EXERCISE GOAL ▸ Scan the entries for the word "Abortion", and copy every line where it appears.
**** SOURCE RECORDS ****
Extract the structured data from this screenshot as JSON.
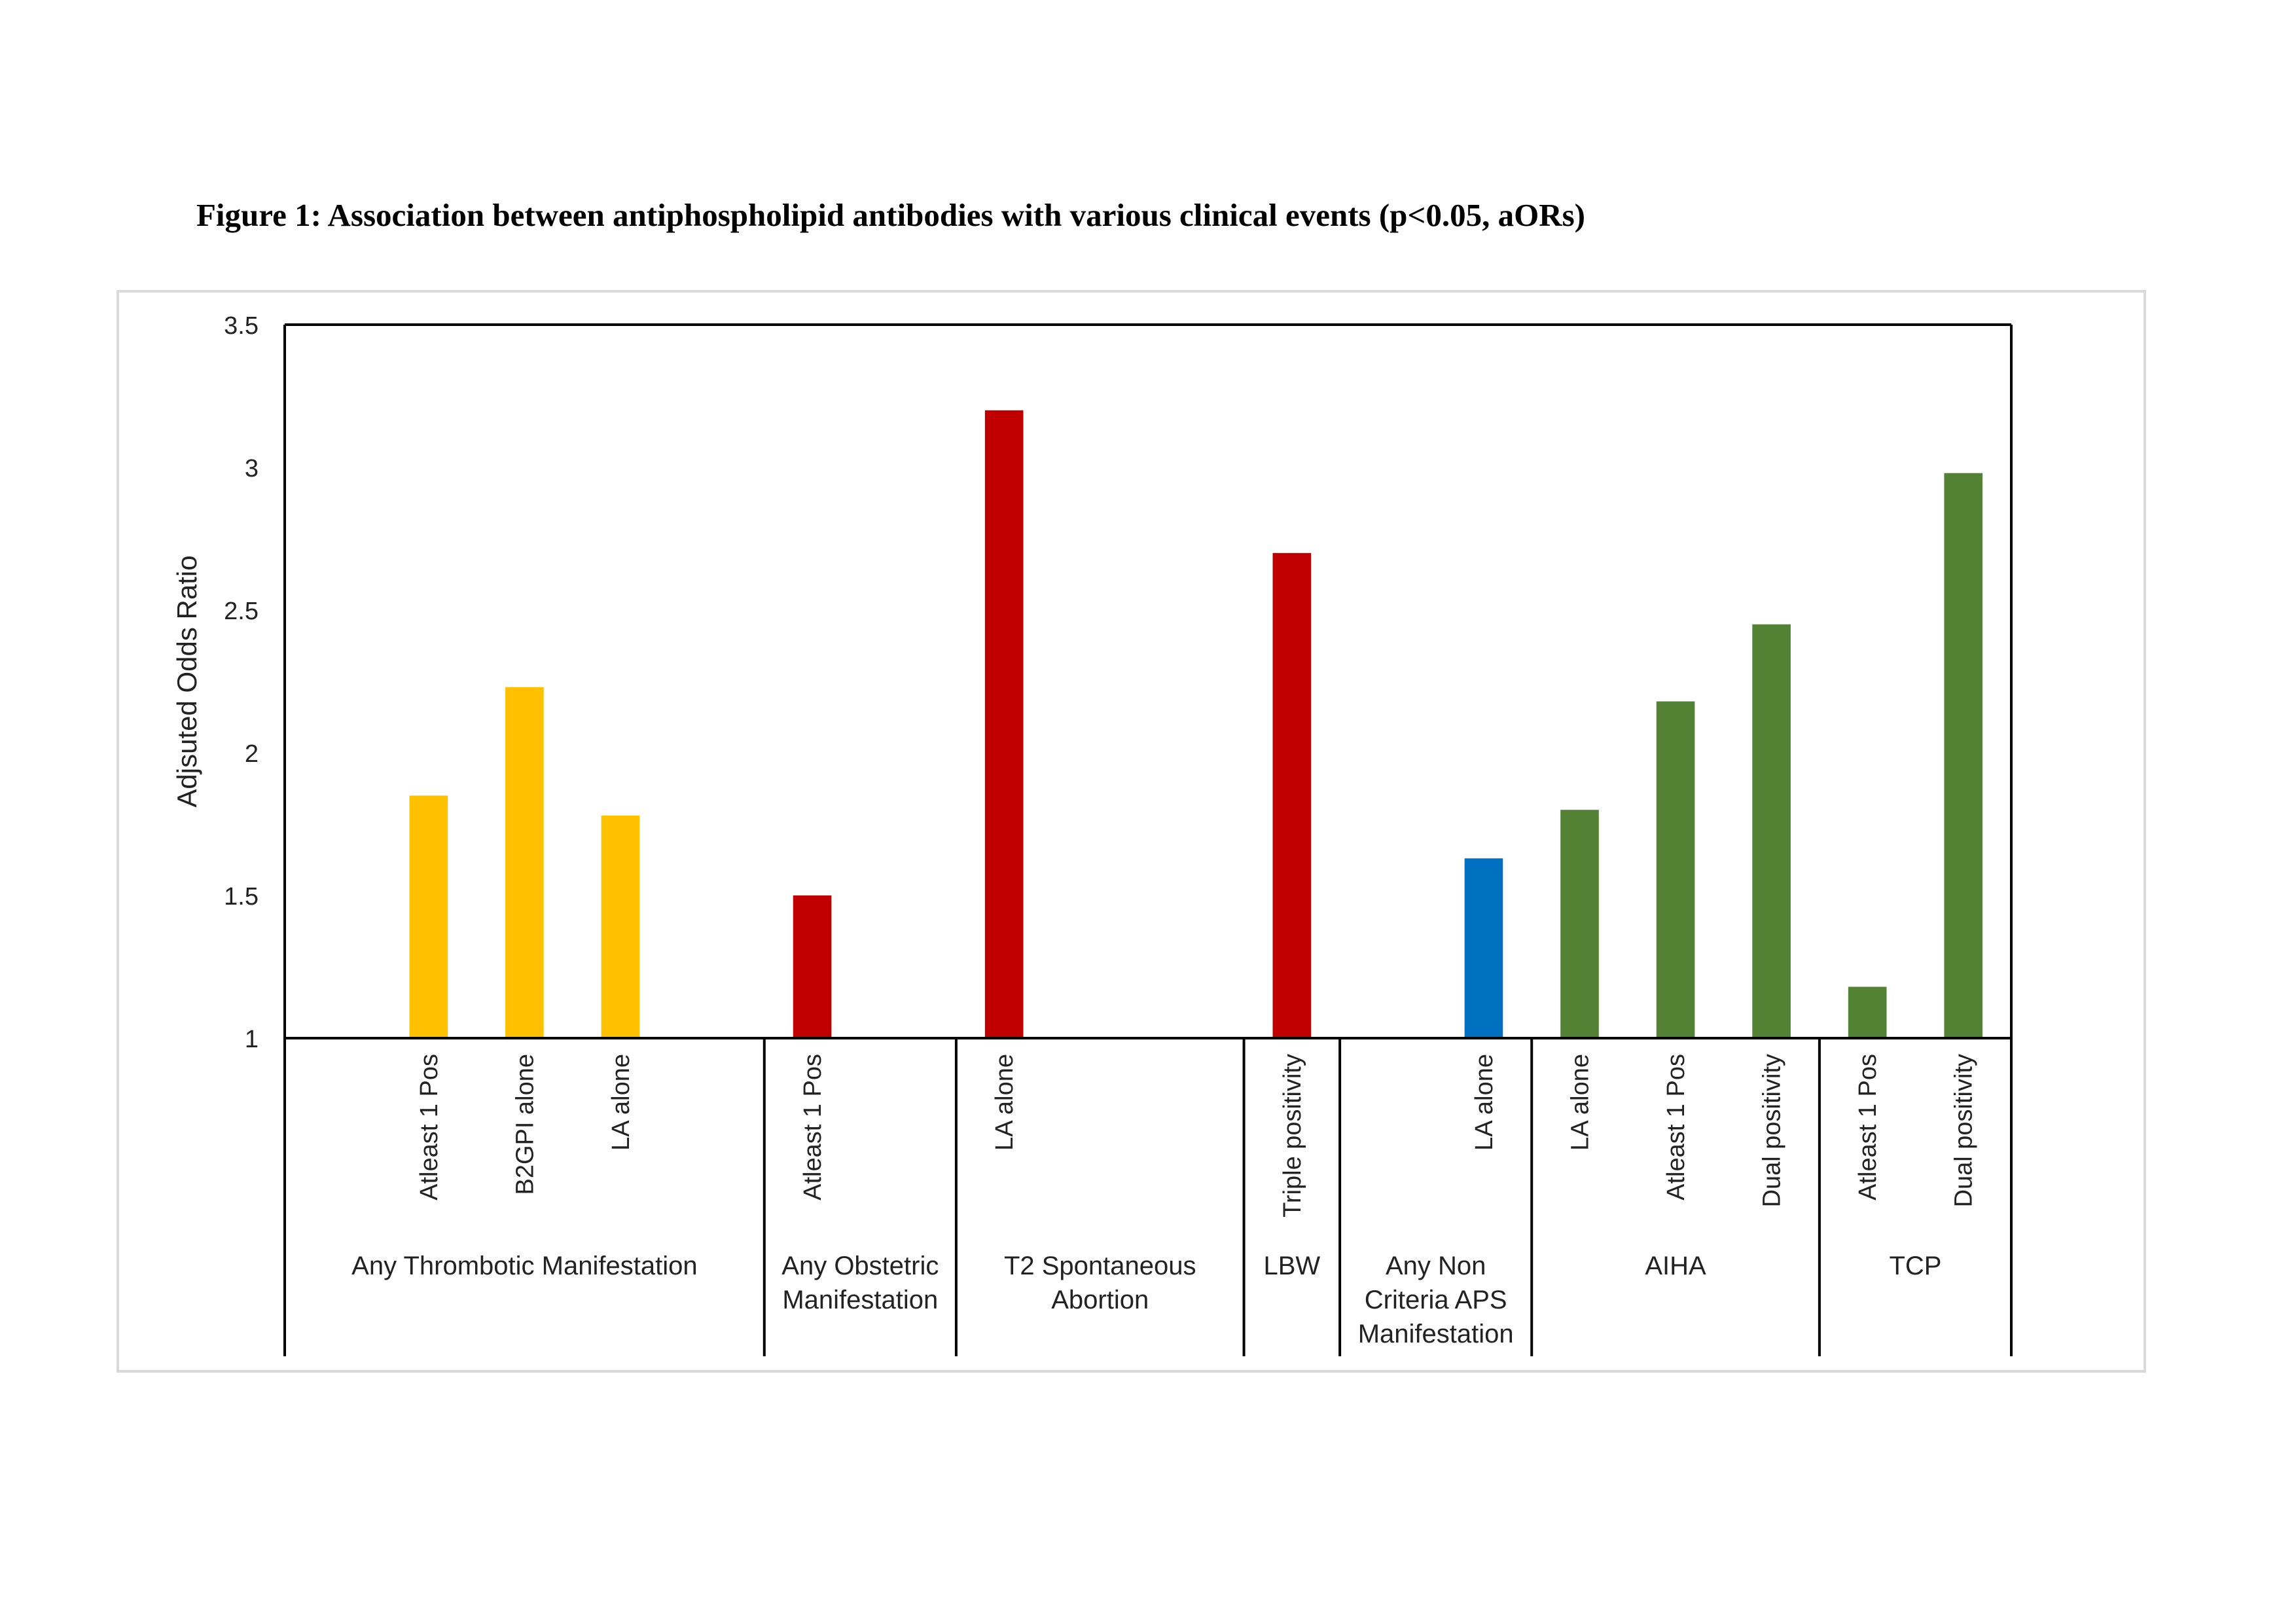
{
  "figure_title": "Figure 1: Association between antiphospholipid antibodies with various clinical events (p<0.05, aORs)",
  "chart_data": {
    "type": "bar",
    "title": "",
    "ylabel": "Adjsuted Odds Ratio",
    "xlabel": "",
    "ylim": [
      1,
      3.5
    ],
    "yticks": [
      "1",
      "1.5",
      "2",
      "2.5",
      "3",
      "3.5"
    ],
    "ytick_values": [
      1,
      1.5,
      2,
      2.5,
      3,
      3.5
    ],
    "grid": false,
    "legend": "none",
    "colors": {
      "yellow": "#FFC000",
      "red": "#C00000",
      "blue": "#0070C0",
      "green": "#548235"
    },
    "groups": [
      {
        "name": "Any Thrombotic Manifestation",
        "name_lines": [
          "Any Thrombotic Manifestation"
        ],
        "slots": 5
      },
      {
        "name": "Any Obstetric Manifestation",
        "name_lines": [
          "Any Obstetric",
          "Manifestation"
        ],
        "slots": 2
      },
      {
        "name": "T2 Spontaneous Abortion",
        "name_lines": [
          "T2 Spontaneous",
          "Abortion"
        ],
        "slots": 3
      },
      {
        "name": "LBW",
        "name_lines": [
          "LBW"
        ],
        "slots": 1
      },
      {
        "name": "Any Non Criteria APS Manifestation",
        "name_lines": [
          "Any Non",
          "Criteria APS",
          "Manifestation"
        ],
        "slots": 2
      },
      {
        "name": "AIHA",
        "name_lines": [
          "AIHA"
        ],
        "slots": 3
      },
      {
        "name": "TCP",
        "name_lines": [
          "TCP"
        ],
        "slots": 2
      }
    ],
    "bars": [
      {
        "label": "Atleast 1 Pos",
        "group": "Any Thrombotic Manifestation",
        "value": 1.85,
        "color": "#FFC000",
        "slot": 1
      },
      {
        "label": "B2GPI alone",
        "group": "Any Thrombotic Manifestation",
        "value": 2.23,
        "color": "#FFC000",
        "slot": 2
      },
      {
        "label": "LA alone",
        "group": "Any Thrombotic Manifestation",
        "value": 1.78,
        "color": "#FFC000",
        "slot": 3
      },
      {
        "label": "Atleast 1 Pos",
        "group": "Any Obstetric Manifestation",
        "value": 1.5,
        "color": "#C00000",
        "slot": 5
      },
      {
        "label": "LA alone",
        "group": "T2 Spontaneous Abortion",
        "value": 3.2,
        "color": "#C00000",
        "slot": 7
      },
      {
        "label": "Triple positivity",
        "group": "LBW",
        "value": 2.7,
        "color": "#C00000",
        "slot": 10
      },
      {
        "label": "LA alone",
        "group": "Any Non Criteria APS Manifestation",
        "value": 1.63,
        "color": "#0070C0",
        "slot": 12
      },
      {
        "label": "LA alone",
        "group": "AIHA",
        "value": 1.8,
        "color": "#548235",
        "slot": 13
      },
      {
        "label": "Atleast 1 Pos",
        "group": "AIHA",
        "value": 2.18,
        "color": "#548235",
        "slot": 14
      },
      {
        "label": "Dual positivity",
        "group": "AIHA",
        "value": 2.45,
        "color": "#548235",
        "slot": 15
      },
      {
        "label": "Atleast 1 Pos",
        "group": "TCP",
        "value": 1.18,
        "color": "#548235",
        "slot": 16
      },
      {
        "label": "Dual positivity",
        "group": "TCP",
        "value": 2.98,
        "color": "#548235",
        "slot": 17
      }
    ],
    "total_slots": 18
  }
}
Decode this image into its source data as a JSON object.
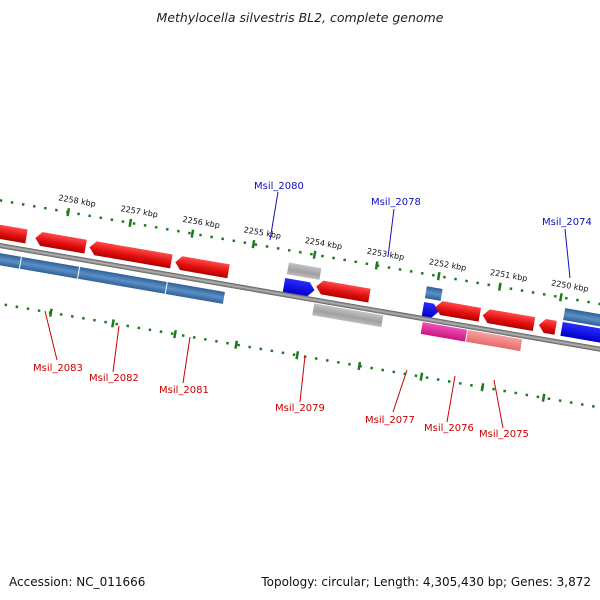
****
ANSWER SPACE ▸
        "name": "T2 Spontaneous Abortion",
          "Abortion"
        "group": "T2 Spontaneous Abortion",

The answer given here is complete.